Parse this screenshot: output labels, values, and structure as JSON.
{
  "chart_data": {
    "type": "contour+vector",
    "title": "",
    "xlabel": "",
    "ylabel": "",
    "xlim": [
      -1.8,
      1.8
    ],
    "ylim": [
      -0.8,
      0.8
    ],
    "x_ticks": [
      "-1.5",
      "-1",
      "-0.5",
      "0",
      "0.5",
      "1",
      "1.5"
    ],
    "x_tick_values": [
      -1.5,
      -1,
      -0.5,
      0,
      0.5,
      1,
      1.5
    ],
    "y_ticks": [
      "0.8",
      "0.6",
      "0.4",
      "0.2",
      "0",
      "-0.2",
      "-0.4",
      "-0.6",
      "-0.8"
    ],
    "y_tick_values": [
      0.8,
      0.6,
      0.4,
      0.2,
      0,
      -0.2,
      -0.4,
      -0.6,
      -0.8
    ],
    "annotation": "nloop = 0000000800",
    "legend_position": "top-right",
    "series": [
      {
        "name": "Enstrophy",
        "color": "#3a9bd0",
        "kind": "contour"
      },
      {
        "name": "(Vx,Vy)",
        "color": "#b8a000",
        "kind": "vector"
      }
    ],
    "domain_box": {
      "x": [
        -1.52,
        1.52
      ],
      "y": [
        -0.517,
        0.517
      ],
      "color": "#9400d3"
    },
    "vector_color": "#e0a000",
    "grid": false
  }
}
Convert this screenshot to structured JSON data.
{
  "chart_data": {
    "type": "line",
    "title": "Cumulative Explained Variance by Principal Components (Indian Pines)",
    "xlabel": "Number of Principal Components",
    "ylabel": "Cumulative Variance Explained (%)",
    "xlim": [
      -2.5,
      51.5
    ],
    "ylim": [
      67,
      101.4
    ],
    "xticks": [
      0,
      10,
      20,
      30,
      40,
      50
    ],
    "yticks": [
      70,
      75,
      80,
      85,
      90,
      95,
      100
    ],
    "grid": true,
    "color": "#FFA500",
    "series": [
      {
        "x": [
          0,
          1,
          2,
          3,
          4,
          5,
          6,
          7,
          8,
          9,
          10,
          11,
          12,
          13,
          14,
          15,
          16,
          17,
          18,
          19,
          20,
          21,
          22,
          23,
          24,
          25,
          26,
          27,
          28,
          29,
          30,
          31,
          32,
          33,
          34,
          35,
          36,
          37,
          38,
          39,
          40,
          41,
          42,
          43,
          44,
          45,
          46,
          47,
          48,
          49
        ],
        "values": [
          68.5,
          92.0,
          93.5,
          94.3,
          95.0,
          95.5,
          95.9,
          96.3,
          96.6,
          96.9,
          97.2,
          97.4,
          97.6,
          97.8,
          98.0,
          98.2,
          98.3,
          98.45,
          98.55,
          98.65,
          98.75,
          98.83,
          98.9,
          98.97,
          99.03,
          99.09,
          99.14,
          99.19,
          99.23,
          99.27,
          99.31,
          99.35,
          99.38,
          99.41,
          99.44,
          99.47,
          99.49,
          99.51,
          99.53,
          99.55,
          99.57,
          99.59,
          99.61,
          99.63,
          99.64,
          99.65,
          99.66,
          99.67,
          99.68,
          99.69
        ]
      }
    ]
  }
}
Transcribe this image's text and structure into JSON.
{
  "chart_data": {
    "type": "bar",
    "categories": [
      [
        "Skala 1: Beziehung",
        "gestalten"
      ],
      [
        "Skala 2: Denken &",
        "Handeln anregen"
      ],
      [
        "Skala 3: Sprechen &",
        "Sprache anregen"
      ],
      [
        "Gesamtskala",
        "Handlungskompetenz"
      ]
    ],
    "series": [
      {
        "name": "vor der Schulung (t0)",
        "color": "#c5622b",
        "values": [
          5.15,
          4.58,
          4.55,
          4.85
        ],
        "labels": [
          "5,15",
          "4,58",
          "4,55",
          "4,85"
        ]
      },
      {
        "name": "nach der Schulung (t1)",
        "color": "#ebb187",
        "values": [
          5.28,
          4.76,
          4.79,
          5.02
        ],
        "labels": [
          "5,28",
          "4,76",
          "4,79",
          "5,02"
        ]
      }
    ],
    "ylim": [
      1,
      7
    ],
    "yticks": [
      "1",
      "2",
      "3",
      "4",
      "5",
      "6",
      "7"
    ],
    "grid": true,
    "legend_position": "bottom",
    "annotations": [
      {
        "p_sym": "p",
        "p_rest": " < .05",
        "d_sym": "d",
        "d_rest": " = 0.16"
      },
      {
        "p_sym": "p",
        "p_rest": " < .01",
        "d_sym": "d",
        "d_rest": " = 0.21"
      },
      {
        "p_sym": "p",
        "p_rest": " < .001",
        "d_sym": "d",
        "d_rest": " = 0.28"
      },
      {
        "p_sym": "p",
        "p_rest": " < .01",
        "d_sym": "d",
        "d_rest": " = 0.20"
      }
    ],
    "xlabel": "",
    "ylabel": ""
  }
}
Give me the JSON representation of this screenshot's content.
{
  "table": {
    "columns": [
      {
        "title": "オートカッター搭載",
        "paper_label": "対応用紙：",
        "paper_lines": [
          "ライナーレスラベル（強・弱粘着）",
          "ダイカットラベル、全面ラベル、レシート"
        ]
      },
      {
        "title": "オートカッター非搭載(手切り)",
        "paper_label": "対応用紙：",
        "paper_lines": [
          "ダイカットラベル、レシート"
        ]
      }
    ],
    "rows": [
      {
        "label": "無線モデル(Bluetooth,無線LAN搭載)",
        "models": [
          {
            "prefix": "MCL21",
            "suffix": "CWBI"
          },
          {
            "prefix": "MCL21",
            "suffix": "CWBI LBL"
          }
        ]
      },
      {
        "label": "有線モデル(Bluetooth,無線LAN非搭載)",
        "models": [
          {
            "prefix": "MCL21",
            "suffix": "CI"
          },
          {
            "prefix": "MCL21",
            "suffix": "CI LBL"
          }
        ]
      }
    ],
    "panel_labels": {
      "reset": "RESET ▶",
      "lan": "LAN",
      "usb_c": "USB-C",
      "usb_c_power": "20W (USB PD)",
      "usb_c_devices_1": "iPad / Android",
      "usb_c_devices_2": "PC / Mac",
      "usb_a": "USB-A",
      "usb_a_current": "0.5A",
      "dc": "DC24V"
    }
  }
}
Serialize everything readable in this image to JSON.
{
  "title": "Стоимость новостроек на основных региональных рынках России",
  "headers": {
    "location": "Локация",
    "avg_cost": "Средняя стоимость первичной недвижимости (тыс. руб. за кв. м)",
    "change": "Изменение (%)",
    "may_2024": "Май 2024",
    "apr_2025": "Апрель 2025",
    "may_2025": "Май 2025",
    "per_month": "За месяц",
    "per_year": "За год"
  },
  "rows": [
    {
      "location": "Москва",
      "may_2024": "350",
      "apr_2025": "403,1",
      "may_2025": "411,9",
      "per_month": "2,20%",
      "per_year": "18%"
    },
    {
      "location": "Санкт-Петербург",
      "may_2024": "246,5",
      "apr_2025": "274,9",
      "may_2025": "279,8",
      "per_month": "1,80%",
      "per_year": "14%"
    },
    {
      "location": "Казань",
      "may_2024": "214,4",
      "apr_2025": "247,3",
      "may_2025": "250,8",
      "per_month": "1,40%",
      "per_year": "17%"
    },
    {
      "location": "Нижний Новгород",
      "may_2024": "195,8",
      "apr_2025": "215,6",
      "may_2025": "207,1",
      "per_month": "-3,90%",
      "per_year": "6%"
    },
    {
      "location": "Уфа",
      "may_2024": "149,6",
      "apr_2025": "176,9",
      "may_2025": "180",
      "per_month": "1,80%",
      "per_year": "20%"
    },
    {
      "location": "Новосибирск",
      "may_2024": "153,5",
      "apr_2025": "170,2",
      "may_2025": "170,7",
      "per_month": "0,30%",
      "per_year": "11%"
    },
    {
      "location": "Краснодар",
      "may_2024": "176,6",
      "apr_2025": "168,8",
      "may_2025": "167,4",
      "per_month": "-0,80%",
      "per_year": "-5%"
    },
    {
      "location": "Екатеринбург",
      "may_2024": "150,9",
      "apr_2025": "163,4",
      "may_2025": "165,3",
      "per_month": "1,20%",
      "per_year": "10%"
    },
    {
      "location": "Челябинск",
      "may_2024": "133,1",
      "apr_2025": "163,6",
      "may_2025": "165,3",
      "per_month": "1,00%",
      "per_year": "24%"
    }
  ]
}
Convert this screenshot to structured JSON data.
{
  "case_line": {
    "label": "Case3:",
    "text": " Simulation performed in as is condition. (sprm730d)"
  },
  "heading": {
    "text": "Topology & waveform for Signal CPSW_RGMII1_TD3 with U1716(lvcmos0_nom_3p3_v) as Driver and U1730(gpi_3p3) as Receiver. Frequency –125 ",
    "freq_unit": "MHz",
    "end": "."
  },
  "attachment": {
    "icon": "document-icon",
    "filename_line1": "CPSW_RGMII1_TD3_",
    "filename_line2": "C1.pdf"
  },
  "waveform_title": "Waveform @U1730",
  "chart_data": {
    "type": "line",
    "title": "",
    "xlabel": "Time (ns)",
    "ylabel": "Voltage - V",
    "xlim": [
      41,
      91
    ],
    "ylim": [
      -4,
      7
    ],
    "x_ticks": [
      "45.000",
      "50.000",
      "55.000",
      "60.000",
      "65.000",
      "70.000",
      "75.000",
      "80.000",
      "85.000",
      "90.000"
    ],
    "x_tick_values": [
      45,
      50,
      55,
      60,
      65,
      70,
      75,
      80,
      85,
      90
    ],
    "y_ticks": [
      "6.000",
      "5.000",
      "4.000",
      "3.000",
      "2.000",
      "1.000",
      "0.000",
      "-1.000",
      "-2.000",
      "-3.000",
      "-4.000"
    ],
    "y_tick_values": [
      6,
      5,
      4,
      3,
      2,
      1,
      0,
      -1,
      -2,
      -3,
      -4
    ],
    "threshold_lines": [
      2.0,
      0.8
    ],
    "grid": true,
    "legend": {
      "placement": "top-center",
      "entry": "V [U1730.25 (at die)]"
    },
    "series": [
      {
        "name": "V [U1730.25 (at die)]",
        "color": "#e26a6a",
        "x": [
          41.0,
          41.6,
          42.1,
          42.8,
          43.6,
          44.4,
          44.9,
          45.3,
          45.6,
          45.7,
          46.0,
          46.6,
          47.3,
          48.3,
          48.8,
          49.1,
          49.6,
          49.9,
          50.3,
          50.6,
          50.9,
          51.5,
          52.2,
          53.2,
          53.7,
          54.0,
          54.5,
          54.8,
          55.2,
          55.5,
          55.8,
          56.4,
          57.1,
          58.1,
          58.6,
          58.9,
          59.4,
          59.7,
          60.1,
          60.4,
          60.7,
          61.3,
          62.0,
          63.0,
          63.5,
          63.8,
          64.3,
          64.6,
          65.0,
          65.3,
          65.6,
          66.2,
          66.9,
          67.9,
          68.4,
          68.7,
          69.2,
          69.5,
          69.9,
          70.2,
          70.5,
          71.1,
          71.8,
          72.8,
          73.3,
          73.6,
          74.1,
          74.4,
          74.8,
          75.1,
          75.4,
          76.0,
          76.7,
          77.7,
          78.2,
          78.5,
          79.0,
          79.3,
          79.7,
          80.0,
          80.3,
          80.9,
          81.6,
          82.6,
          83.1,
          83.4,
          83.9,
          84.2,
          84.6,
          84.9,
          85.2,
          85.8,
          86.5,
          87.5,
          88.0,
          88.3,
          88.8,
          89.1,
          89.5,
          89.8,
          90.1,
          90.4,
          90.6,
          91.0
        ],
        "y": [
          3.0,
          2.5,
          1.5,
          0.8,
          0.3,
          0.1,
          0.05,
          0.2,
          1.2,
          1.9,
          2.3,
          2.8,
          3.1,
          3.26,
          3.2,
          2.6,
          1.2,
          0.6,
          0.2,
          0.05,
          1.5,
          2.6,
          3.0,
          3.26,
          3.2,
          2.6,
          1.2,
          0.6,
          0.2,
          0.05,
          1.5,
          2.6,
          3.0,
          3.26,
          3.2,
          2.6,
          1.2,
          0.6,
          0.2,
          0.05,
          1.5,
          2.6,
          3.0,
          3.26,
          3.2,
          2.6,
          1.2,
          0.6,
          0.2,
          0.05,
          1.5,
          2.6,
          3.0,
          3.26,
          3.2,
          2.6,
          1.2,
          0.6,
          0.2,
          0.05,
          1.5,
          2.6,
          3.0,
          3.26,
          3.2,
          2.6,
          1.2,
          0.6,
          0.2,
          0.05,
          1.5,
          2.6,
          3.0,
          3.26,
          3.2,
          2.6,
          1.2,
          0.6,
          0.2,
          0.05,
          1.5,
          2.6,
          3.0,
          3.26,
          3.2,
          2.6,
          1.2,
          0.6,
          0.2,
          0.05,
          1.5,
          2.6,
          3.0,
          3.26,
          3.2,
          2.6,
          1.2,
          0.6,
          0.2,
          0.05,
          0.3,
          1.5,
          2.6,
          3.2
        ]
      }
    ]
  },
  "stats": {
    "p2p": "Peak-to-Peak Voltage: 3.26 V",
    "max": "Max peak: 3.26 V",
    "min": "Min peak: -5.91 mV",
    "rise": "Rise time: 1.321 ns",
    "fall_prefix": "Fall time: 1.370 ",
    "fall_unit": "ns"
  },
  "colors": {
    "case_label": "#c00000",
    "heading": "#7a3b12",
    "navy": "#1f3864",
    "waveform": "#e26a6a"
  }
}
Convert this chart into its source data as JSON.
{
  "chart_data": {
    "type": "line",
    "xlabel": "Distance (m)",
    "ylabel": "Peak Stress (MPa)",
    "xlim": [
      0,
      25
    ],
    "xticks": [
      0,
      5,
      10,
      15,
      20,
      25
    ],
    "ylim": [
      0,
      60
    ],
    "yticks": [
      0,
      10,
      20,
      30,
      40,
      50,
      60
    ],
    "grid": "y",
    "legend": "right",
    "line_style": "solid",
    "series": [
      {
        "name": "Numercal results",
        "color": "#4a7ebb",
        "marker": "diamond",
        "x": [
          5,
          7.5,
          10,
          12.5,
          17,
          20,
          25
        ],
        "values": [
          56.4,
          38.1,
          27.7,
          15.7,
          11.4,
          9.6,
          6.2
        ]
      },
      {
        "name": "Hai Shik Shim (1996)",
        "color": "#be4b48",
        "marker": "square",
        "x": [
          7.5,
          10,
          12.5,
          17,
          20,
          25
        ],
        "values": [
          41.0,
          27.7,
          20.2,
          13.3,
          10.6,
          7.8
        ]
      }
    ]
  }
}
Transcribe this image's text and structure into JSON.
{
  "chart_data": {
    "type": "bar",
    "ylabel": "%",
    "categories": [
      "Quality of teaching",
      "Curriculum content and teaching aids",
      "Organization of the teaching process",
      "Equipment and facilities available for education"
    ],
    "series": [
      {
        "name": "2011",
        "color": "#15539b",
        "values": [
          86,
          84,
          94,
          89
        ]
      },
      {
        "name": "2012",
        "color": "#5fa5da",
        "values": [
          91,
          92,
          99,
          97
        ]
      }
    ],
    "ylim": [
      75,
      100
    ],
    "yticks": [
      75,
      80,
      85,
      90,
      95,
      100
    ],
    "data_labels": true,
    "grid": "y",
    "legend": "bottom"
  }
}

■ WHAT TO DO:
Return solely the number of lines in the data that include the word "JSON".

■ WRITTEN SOLUTION:
8